- [Do this]
Your task is to extract every entry that follows word for word while excluding the pictures.

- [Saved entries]
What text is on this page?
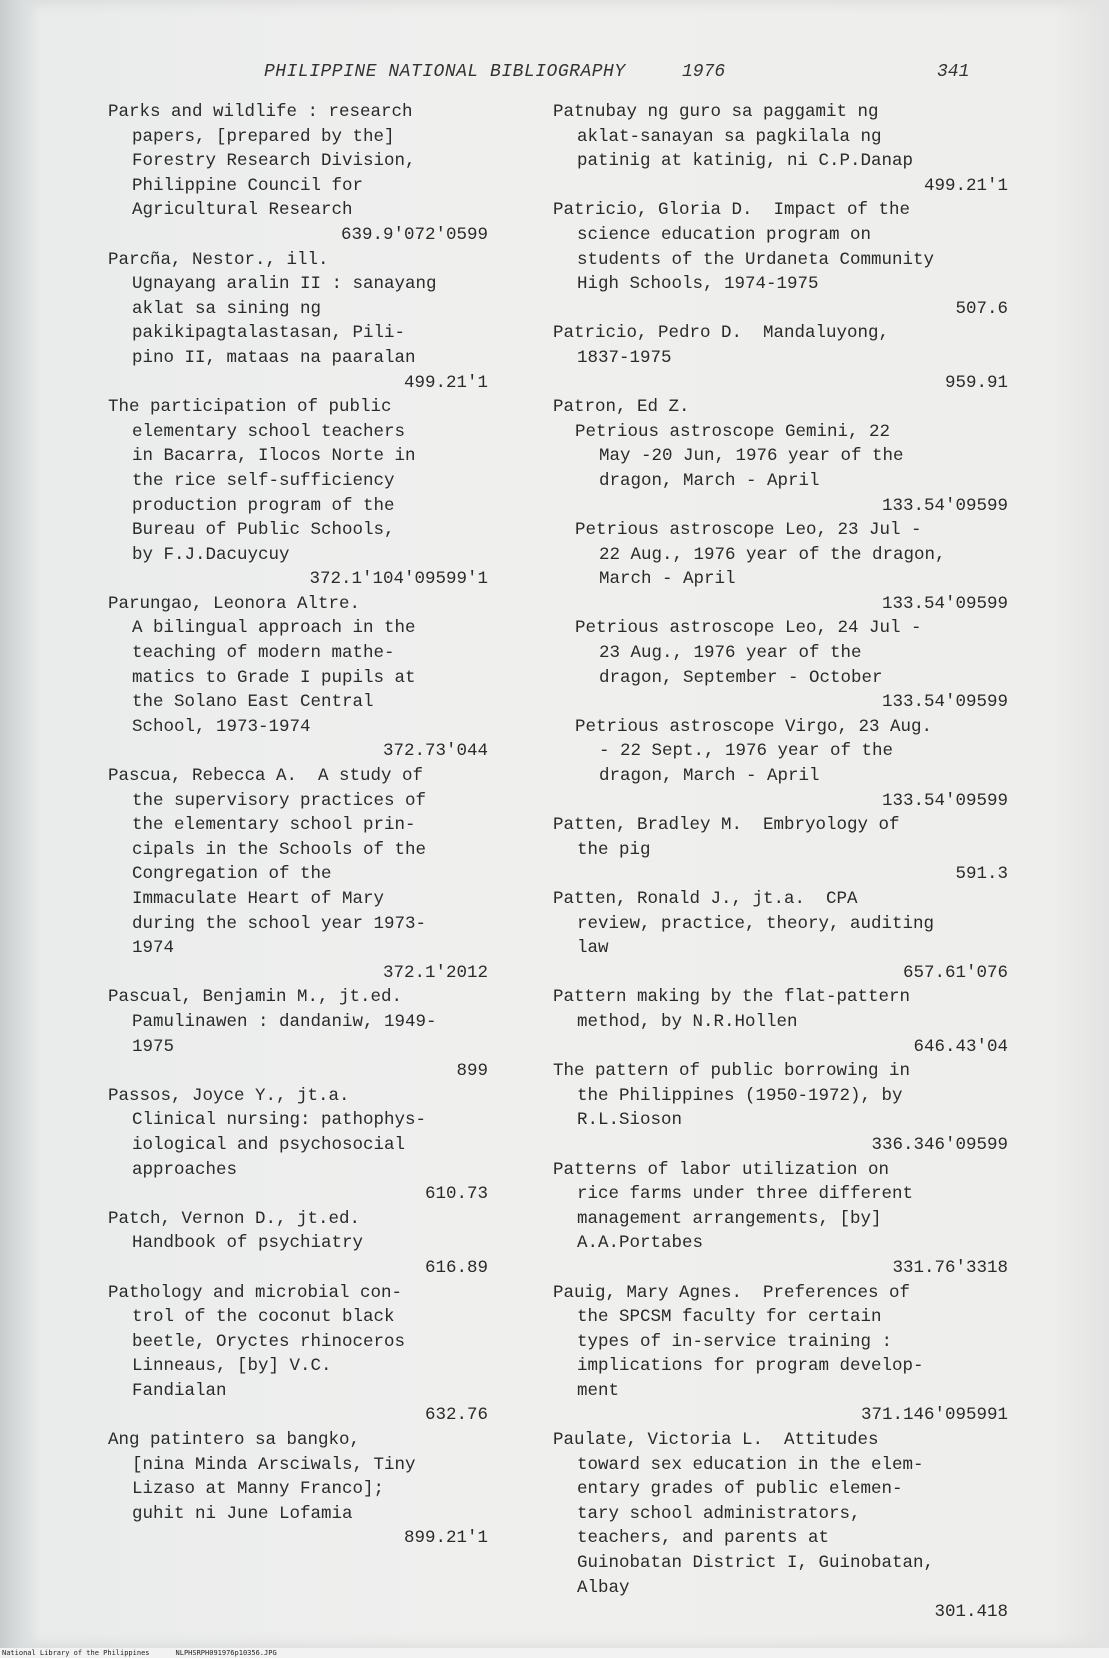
PHILIPPINE NATIONAL BIBLIOGRAPHY	1976	341
Parks and wildlife : research
papers, [prepared by the]
Forestry Research Division,
Philippine Council for
Agricultural Research
639.9'072'0599
Parcña, Nestor., ill.
Ugnayang aralin II : sanayang aklat sa sining ng
pakikipagtalastasan, Pili-
pino II, mataas na paaralan
499.21'1
The participation of public
elementary school teachers
in Bacarra, Ilocos Norte in
the rice self-sufficiency
production program of the
Bureau of Public Schools,
by F.J.Dacuycuy
372.1'104'09599'1
Parungao, Leonora Altre.
A bilingual approach in the
teaching of modern mathe-
matics to Grade I pupils at
the Solano East Central
School, 1973-1974
372.73'044
Pascua, Rebecca A.  A study of
the supervisory practices of
the elementary school prin-
cipals in the Schools of the
Congregation of the
Immaculate Heart of Mary
during the school year 1973-
1974
372.1'2012
Pascual, Benjamin M., jt.ed.
Pamulinawen : dandaniw, 1949-
1975
899
Passos, Joyce Y., jt.a.
Clinical nursing: pathophys-
iological and psychosocial
approaches
610.73
Patch, Vernon D., jt.ed.
Handbook of psychiatry
616.89
Pathology and microbial con-
trol of the coconut black
beetle, Oryctes rhinoceros
Linneaus, [by] V.C.
Fandialan
632.76
Ang patintero sa bangko,
[nina Minda Arsciwals, Tiny
Lizaso at Manny Franco];
guhit ni June Lofamia
899.21'1
Patnubay ng guro sa paggamit ng
aklat-sanayan sa pagkilala ng
patinig at katinig, ni C.P.Danap
499.21'1
Patricio, Gloria D.  Impact of the
science education program on
students of the Urdaneta Community
High Schools, 1974-1975
507.6
Patricio, Pedro D.  Mandaluyong,
1837-1975
959.91
Patron, Ed Z.
Petrious astroscope Gemini, 22
May -20 Jun, 1976 year of the
dragon, March - April
133.54'09599
Petrious astroscope Leo, 23 Jul -
22 Aug., 1976 year of the dragon,
March - April
133.54'09599
Petrious astroscope Leo, 24 Jul -
23 Aug., 1976 year of the
dragon, September - October
133.54'09599
Petrious astroscope Virgo, 23 Aug.
- 22 Sept., 1976 year of the
dragon, March - April
133.54'09599
Patten, Bradley M.  Embryology of
the pig
591.3
Patten, Ronald J., jt.a.  CPA
review, practice, theory, auditing
law
657.61'076
Pattern making by the flat-pattern
method, by N.R.Hollen
646.43'04
The pattern of public borrowing in
the Philippines (1950-1972), by
R.L.Sioson
336.346'09599
Patterns of labor utilization on
rice farms under three different
management arrangements, [by]
A.A.Portabes
331.76'3318
Pauig, Mary Agnes.  Preferences of
the SPCSM faculty for certain
types of in-service training :
implications for program develop-
ment
371.146'095991
Paulate, Victoria L.  Attitudes
toward sex education in the elem-
entary grades of public elemen-
tary school administrators,
teachers, and parents at
Guinobatan District I, Guinobatan,
Albay
301.418
National Library of the Philippines	NLPHSRPH091976p10356.JPG
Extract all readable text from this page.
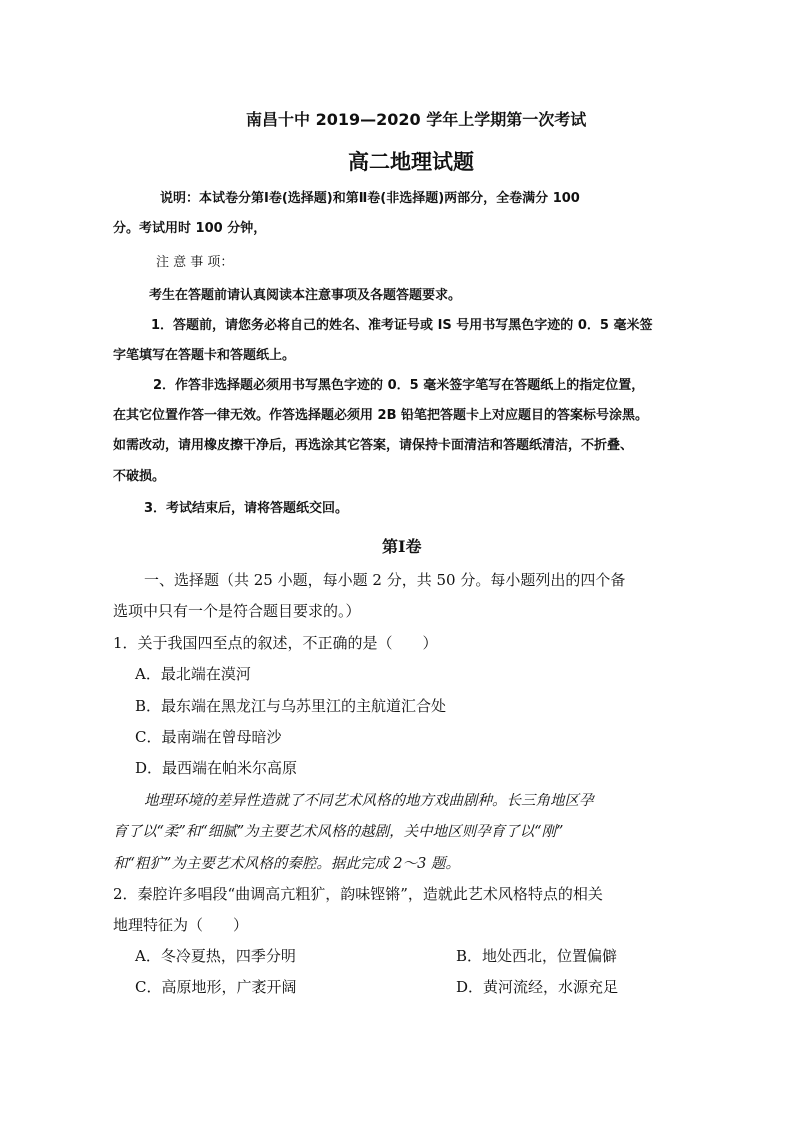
南昌十中 2019—2020 学年上学期第一次考试
高二地理试题

说明：本试卷分第Ⅰ卷(选择题)和第Ⅱ卷(非选择题)两部分，全卷满分 100

分。考试用时 100 分钟，

注 意 事 项：

考生在答题前请认真阅读本注意事项及各题答题要求。

1．答题前，请您务必将自己的姓名、准考证号或 IS 号用书写黑色字迹的 0．5 毫米签

字笔填写在答题卡和答题纸上。

2．作答非选择题必须用书写黑色字迹的 0．5 毫米签字笔写在答题纸上的指定位置，

在其它位置作答一律无效。作答选择题必须用 2B 铅笔把答题卡上对应题目的答案标号涂黑。

如需改动，请用橡皮擦干净后，再选涂其它答案，请保持卡面清洁和答题纸清洁，不折叠、

不破损。

3．考试结束后，请将答题纸交回。

第Ⅰ卷

一、选择题（共 25 小题，每小题 2 分，共 50 分。每小题列出的四个备

选项中只有一个是符合题目要求的。）

1．关于我国四至点的叙述，不正确的是（　　）

A．最北端在漠河

B．最东端在黑龙江与乌苏里江的主航道汇合处

C．最南端在曾母暗沙

D．最西端在帕米尔高原

地理环境的差异性造就了不同艺术风格的地方戏曲剧种。长三角地区孕

育了以“柔”和“细腻”为主要艺术风格的越剧，关中地区则孕育了以“刚”

和“粗犷”为主要艺术风格的秦腔。据此完成 2～3 题。

2．秦腔许多唱段“曲调高亢粗犷，韵味铿锵”，造就此艺术风格特点的相关

地理特征为（　　）

A．冬冷夏热，四季分明	B．地处西北，位置偏僻

C．高原地形，广袤开阔	D．黄河流经，水源充足
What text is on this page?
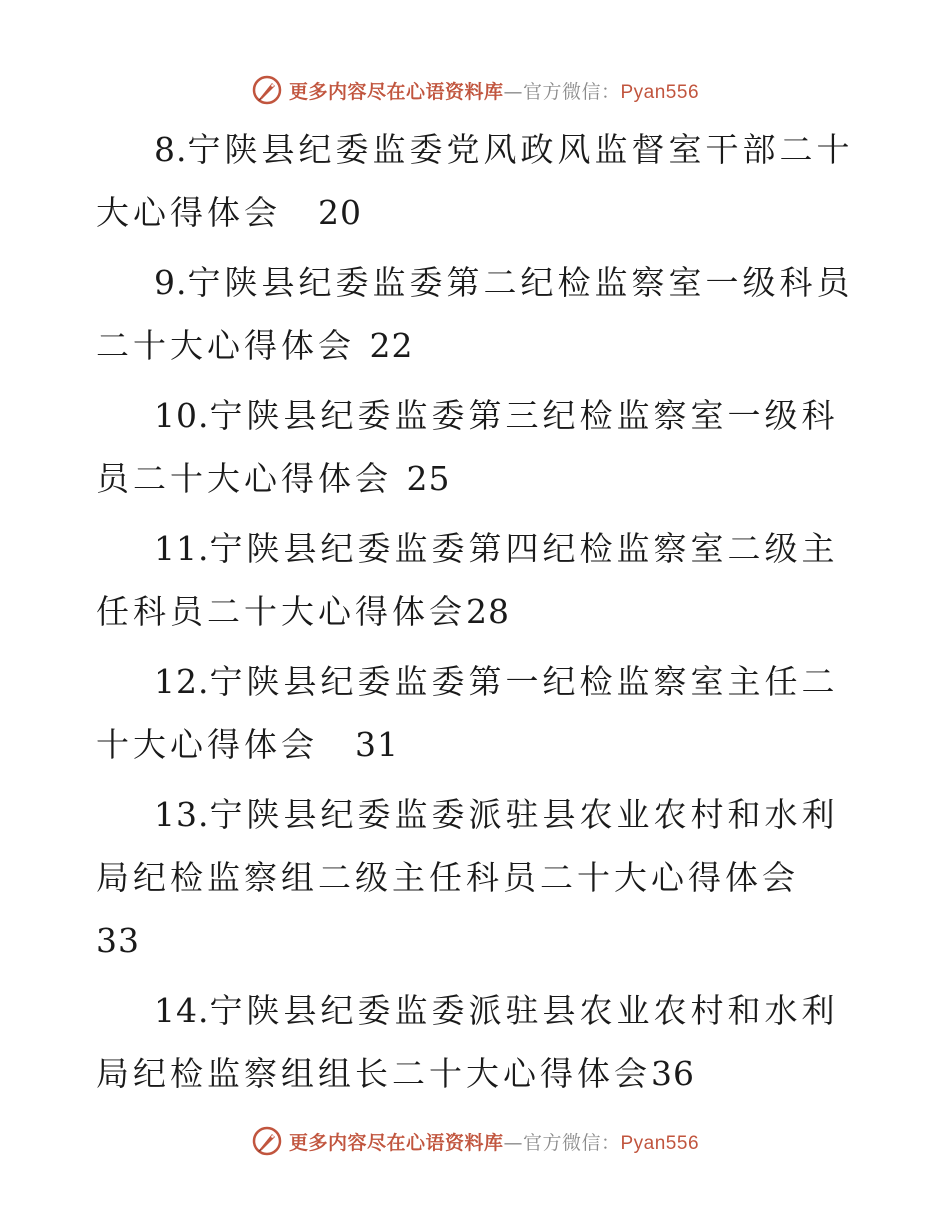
更多内容尽在心语资料库—官方微信：Pyan556
8.宁陕县纪委监委党风政风监督室干部二十大心得体会　 20
9.宁陕县纪委监委第二纪检监察室一级科员二十大心得体会 22
10.宁陕县纪委监委第三纪检监察室一级科员二十大心得体会 25
11.宁陕县纪委监委第四纪检监察室二级主任科员二十大心得体会28
12.宁陕县纪委监委第一纪检监察室主任二十大心得体会　 31
13.宁陕县纪委监委派驻县农业农村和水利局纪检监察组二级主任科员二十大心得体会　33
14.宁陕县纪委监委派驻县农业农村和水利局纪检监察组组长二十大心得体会36
更多内容尽在心语资料库—官方微信：Pyan556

- [Task solution]
What text is on this page?
PHILIPPINE NATIONAL BIBLIOGRAPHY	1976	341
Parks and wildlife : research
papers, [prepared by the]
Forestry Research Division,
Philippine Council for
Agricultural Research
639.9'072'0599
Parcña, Nestor., ill.
Ugnayang aralin II : sanayang aklat sa sining ng
pakikipagtalastasan, Pili-
pino II, mataas na paaralan
499.21'1
The participation of public
elementary school teachers
in Bacarra, Ilocos Norte in
the rice self-sufficiency
production program of the
Bureau of Public Schools,
by F.J.Dacuycuy
372.1'104'09599'1
Parungao, Leonora Altre.
A bilingual approach in the
teaching of modern mathe-
matics to Grade I pupils at
the Solano East Central
School, 1973-1974
372.73'044
Pascua, Rebecca A.  A study of
the supervisory practices of
the elementary school prin-
cipals in the Schools of the
Congregation of the
Immaculate Heart of Mary
during the school year 1973-
1974
372.1'2012
Pascual, Benjamin M., jt.ed.
Pamulinawen : dandaniw, 1949-
1975
899
Passos, Joyce Y., jt.a.
Clinical nursing: pathophys-
iological and psychosocial
approaches
610.73
Patch, Vernon D., jt.ed.
Handbook of psychiatry
616.89
Pathology and microbial con-
trol of the coconut black
beetle, Oryctes rhinoceros
Linneaus, [by] V.C.
Fandialan
632.76
Ang patintero sa bangko,
[nina Minda Arsciwals, Tiny
Lizaso at Manny Franco];
guhit ni June Lofamia
899.21'1
Patnubay ng guro sa paggamit ng
aklat-sanayan sa pagkilala ng
patinig at katinig, ni C.P.Danap
499.21'1
Patricio, Gloria D.  Impact of the
science education program on
students of the Urdaneta Community
High Schools, 1974-1975
507.6
Patricio, Pedro D.  Mandaluyong,
1837-1975
959.91
Patron, Ed Z.
Petrious astroscope Gemini, 22
May -20 Jun, 1976 year of the
dragon, March - April
133.54'09599
Petrious astroscope Leo, 23 Jul -
22 Aug., 1976 year of the dragon,
March - April
133.54'09599
Petrious astroscope Leo, 24 Jul -
23 Aug., 1976 year of the
dragon, September - October
133.54'09599
Petrious astroscope Virgo, 23 Aug.
- 22 Sept., 1976 year of the
dragon, March - April
133.54'09599
Patten, Bradley M.  Embryology of
the pig
591.3
Patten, Ronald J., jt.a.  CPA
review, practice, theory, auditing
law
657.61'076
Pattern making by the flat-pattern
method, by N.R.Hollen
646.43'04
The pattern of public borrowing in
the Philippines (1950-1972), by
R.L.Sioson
336.346'09599
Patterns of labor utilization on
rice farms under three different
management arrangements, [by]
A.A.Portabes
331.76'3318
Pauig, Mary Agnes.  Preferences of
the SPCSM faculty for certain
types of in-service training :
implications for program develop-
ment
371.146'095991
Paulate, Victoria L.  Attitudes
toward sex education in the elem-
entary grades of public elemen-
tary school administrators,
teachers, and parents at
Guinobatan District I, Guinobatan,
Albay
301.418
National Library of the Philippines	NLPHSRPH091976p10356.JPG
Extract all readable text from this page.
南昌十中 2019—2020 学年上学期第一次考试
高二地理试题

说明：本试卷分第Ⅰ卷(选择题)和第Ⅱ卷(非选择题)两部分，全卷满分 100

分。考试用时 100 分钟，

注 意 事 项：

考生在答题前请认真阅读本注意事项及各题答题要求。

1．答题前，请您务必将自己的姓名、准考证号或 IS 号用书写黑色字迹的 0．5 毫米签

字笔填写在答题卡和答题纸上。

2．作答非选择题必须用书写黑色字迹的 0．5 毫米签字笔写在答题纸上的指定位置，

在其它位置作答一律无效。作答选择题必须用 2B 铅笔把答题卡上对应题目的答案标号涂黑。

如需改动，请用橡皮擦干净后，再选涂其它答案，请保持卡面清洁和答题纸清洁，不折叠、

不破损。

3．考试结束后，请将答题纸交回。

第Ⅰ卷

一、选择题（共 25 小题，每小题 2 分，共 50 分。每小题列出的四个备

选项中只有一个是符合题目要求的。）

1．关于我国四至点的叙述，不正确的是（　　）

A．最北端在漠河

B．最东端在黑龙江与乌苏里江的主航道汇合处

C．最南端在曾母暗沙

D．最西端在帕米尔高原

地理环境的差异性造就了不同艺术风格的地方戏曲剧种。长三角地区孕

育了以“柔”和“细腻”为主要艺术风格的越剧，关中地区则孕育了以“刚”

和“粗犷”为主要艺术风格的秦腔。据此完成 2～3 题。

2．秦腔许多唱段“曲调高亢粗犷，韵味铿锵”，造就此艺术风格特点的相关

地理特征为（　　）

A．冬冷夏热，四季分明	B．地处西北，位置偏僻

C．高原地形，广袤开阔	D．黄河流经，水源充足
What text is on this page?
更多内容尽在心语资料库—官方微信：Pyan556
8.宁陕县纪委监委党风政风监督室干部二十大心得体会　 20
9.宁陕县纪委监委第二纪检监察室一级科员二十大心得体会 22
10.宁陕县纪委监委第三纪检监察室一级科员二十大心得体会 25
11.宁陕县纪委监委第四纪检监察室二级主任科员二十大心得体会28
12.宁陕县纪委监委第一纪检监察室主任二十大心得体会　 31
13.宁陕县纪委监委派驻县农业农村和水利局纪检监察组二级主任科员二十大心得体会　33
14.宁陕县纪委监委派驻县农业农村和水利局纪检监察组组长二十大心得体会36
更多内容尽在心语资料库—官方微信：Pyan556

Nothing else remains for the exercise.